Written instruction —
Exactly as they appear, output all of the entries.

Exercise data —
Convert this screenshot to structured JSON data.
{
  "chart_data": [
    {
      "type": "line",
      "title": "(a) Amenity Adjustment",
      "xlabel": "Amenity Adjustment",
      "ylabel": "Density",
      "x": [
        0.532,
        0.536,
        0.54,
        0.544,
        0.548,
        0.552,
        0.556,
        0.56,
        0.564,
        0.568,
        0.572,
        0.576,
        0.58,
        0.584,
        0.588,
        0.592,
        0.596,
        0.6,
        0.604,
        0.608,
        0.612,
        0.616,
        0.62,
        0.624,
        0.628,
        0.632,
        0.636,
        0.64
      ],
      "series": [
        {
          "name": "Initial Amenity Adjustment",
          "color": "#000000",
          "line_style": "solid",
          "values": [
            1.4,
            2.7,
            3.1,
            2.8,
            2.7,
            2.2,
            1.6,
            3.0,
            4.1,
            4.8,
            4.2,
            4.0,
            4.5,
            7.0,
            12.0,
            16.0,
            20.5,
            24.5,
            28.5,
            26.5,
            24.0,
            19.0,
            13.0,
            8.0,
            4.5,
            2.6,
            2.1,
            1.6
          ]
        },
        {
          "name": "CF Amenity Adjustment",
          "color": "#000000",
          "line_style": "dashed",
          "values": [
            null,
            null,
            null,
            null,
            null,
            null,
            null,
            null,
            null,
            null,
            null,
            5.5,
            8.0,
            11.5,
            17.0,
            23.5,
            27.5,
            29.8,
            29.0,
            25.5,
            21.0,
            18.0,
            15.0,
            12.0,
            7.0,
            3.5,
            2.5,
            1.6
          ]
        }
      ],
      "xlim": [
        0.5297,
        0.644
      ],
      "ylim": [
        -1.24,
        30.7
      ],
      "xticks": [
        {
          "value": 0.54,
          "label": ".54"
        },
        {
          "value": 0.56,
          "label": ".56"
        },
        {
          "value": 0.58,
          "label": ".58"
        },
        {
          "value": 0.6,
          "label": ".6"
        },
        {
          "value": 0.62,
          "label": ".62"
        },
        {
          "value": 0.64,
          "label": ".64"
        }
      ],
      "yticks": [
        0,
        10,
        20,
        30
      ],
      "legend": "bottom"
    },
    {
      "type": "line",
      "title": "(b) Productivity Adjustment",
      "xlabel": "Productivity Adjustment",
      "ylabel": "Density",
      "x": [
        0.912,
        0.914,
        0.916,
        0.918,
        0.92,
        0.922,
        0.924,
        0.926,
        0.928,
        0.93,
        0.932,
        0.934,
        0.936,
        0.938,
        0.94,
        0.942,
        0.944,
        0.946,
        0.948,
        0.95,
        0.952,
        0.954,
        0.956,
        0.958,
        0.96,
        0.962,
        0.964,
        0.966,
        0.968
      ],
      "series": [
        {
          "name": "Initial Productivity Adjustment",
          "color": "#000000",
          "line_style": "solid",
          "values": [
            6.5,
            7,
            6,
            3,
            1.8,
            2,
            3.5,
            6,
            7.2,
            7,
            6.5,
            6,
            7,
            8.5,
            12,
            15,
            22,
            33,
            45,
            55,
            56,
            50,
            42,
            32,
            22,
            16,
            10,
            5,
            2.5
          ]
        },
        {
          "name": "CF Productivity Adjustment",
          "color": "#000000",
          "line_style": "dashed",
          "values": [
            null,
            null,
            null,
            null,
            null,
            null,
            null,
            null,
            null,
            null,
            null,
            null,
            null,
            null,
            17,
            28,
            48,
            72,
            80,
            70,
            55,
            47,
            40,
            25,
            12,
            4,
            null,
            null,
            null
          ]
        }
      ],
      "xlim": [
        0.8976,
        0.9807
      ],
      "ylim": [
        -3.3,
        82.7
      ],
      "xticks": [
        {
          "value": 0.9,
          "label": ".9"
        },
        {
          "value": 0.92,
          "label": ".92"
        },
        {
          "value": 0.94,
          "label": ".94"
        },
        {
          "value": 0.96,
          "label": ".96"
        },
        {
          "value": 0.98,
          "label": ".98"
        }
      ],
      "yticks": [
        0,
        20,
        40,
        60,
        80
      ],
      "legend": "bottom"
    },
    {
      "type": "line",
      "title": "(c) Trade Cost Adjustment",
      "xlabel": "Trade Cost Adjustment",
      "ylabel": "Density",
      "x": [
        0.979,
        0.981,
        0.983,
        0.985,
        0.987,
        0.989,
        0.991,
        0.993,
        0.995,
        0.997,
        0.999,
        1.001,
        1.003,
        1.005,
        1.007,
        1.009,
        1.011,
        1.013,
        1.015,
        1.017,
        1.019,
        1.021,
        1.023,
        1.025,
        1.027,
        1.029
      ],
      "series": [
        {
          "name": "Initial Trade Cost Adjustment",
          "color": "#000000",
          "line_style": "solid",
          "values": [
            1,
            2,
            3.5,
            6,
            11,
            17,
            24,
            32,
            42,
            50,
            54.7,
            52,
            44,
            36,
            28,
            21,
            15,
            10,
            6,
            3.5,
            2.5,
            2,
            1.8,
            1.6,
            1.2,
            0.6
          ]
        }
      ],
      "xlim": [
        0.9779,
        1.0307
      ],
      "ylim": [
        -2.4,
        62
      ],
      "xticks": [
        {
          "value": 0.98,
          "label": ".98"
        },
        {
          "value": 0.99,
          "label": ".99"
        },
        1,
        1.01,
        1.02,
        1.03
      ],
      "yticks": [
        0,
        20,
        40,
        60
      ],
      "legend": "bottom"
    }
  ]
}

Output of the exercise —
Convert this screenshot to structured JSON data.
{
  "chart_data": [
    {
      "type": "line",
      "title": "(a) Amenity Adjustment",
      "xlabel": "Amenity Adjustment",
      "ylabel": "Density",
      "x": [
        0.532,
        0.536,
        0.54,
        0.544,
        0.548,
        0.552,
        0.556,
        0.56,
        0.564,
        0.568,
        0.572,
        0.576,
        0.58,
        0.584,
        0.588,
        0.592,
        0.596,
        0.6,
        0.604,
        0.608,
        0.612,
        0.616,
        0.62,
        0.624,
        0.628,
        0.632,
        0.636,
        0.64
      ],
      "series": [
        {
          "name": "Initial Amenity Adjustment",
          "color": "#000000",
          "line_style": "solid",
          "values": [
            1.4,
            2.7,
            3.1,
            2.8,
            2.7,
            2.2,
            1.6,
            3.0,
            4.1,
            4.8,
            4.2,
            4.0,
            4.5,
            7.0,
            12.0,
            16.0,
            20.5,
            24.5,
            28.5,
            26.5,
            24.0,
            19.0,
            13.0,
            8.0,
            4.5,
            2.6,
            2.1,
            1.6
          ]
        },
        {
          "name": "CF Amenity Adjustment",
          "color": "#000000",
          "line_style": "dashed",
          "values": [
            null,
            null,
            null,
            null,
            null,
            null,
            null,
            null,
            null,
            null,
            null,
            5.5,
            8.0,
            11.5,
            17.0,
            23.5,
            27.5,
            29.8,
            29.0,
            25.5,
            21.0,
            18.0,
            15.0,
            12.0,
            7.0,
            3.5,
            2.5,
            1.6
          ]
        }
      ],
      "xlim": [
        0.5297,
        0.644
      ],
      "ylim": [
        -1.24,
        30.7
      ],
      "xticks": [
        {
          "value": 0.54,
          "label": ".54"
        },
        {
          "value": 0.56,
          "label": ".56"
        },
        {
          "value": 0.58,
          "label": ".58"
        },
        {
          "value": 0.6,
          "label": ".6"
        },
        {
          "value": 0.62,
          "label": ".62"
        },
        {
          "value": 0.64,
          "label": ".64"
        }
      ],
      "yticks": [
        0,
        10,
        20,
        30
      ],
      "legend": "bottom"
    },
    {
      "type": "line",
      "title": "(b) Productivity Adjustment",
      "xlabel": "Productivity Adjustment",
      "ylabel": "Density",
      "x": [
        0.912,
        0.914,
        0.916,
        0.918,
        0.92,
        0.922,
        0.924,
        0.926,
        0.928,
        0.93,
        0.932,
        0.934,
        0.936,
        0.938,
        0.94,
        0.942,
        0.944,
        0.946,
        0.948,
        0.95,
        0.952,
        0.954,
        0.956,
        0.958,
        0.96,
        0.962,
        0.964,
        0.966,
        0.968
      ],
      "series": [
        {
          "name": "Initial Productivity Adjustment",
          "color": "#000000",
          "line_style": "solid",
          "values": [
            6.5,
            7,
            6,
            3,
            1.8,
            2,
            3.5,
            6,
            7.2,
            7,
            6.5,
            6,
            7,
            8.5,
            12,
            15,
            22,
            33,
            45,
            55,
            56,
            50,
            42,
            32,
            22,
            16,
            10,
            5,
            2.5
          ]
        },
        {
          "name": "CF Productivity Adjustment",
          "color": "#000000",
          "line_style": "dashed",
          "values": [
            null,
            null,
            null,
            null,
            null,
            null,
            null,
            null,
            null,
            null,
            null,
            null,
            null,
            null,
            17,
            28,
            48,
            72,
            80,
            70,
            55,
            47,
            40,
            25,
            12,
            4,
            null,
            null,
            null
          ]
        }
      ],
      "xlim": [
        0.8976,
        0.9807
      ],
      "ylim": [
        -3.3,
        82.7
      ],
      "xticks": [
        {
          "value": 0.9,
          "label": ".9"
        },
        {
          "value": 0.92,
          "label": ".92"
        },
        {
          "value": 0.94,
          "label": ".94"
        },
        {
          "value": 0.96,
          "label": ".96"
        },
        {
          "value": 0.98,
          "label": ".98"
        }
      ],
      "yticks": [
        0,
        20,
        40,
        60,
        80
      ],
      "legend": "bottom"
    },
    {
      "type": "line",
      "title": "(c) Trade Cost Adjustment",
      "xlabel": "Trade Cost Adjustment",
      "ylabel": "Density",
      "x": [
        0.979,
        0.981,
        0.983,
        0.985,
        0.987,
        0.989,
        0.991,
        0.993,
        0.995,
        0.997,
        0.999,
        1.001,
        1.003,
        1.005,
        1.007,
        1.009,
        1.011,
        1.013,
        1.015,
        1.017,
        1.019,
        1.021,
        1.023,
        1.025,
        1.027,
        1.029
      ],
      "series": [
        {
          "name": "Initial Trade Cost Adjustment",
          "color": "#000000",
          "line_style": "solid",
          "values": [
            1,
            2,
            3.5,
            6,
            11,
            17,
            24,
            32,
            42,
            50,
            54.7,
            52,
            44,
            36,
            28,
            21,
            15,
            10,
            6,
            3.5,
            2.5,
            2,
            1.8,
            1.6,
            1.2,
            0.6
          ]
        }
      ],
      "xlim": [
        0.9779,
        1.0307
      ],
      "ylim": [
        -2.4,
        62
      ],
      "xticks": [
        {
          "value": 0.98,
          "label": ".98"
        },
        {
          "value": 0.99,
          "label": ".99"
        },
        1,
        1.01,
        1.02,
        1.03
      ],
      "yticks": [
        0,
        20,
        40,
        60
      ],
      "legend": "bottom"
    }
  ]
}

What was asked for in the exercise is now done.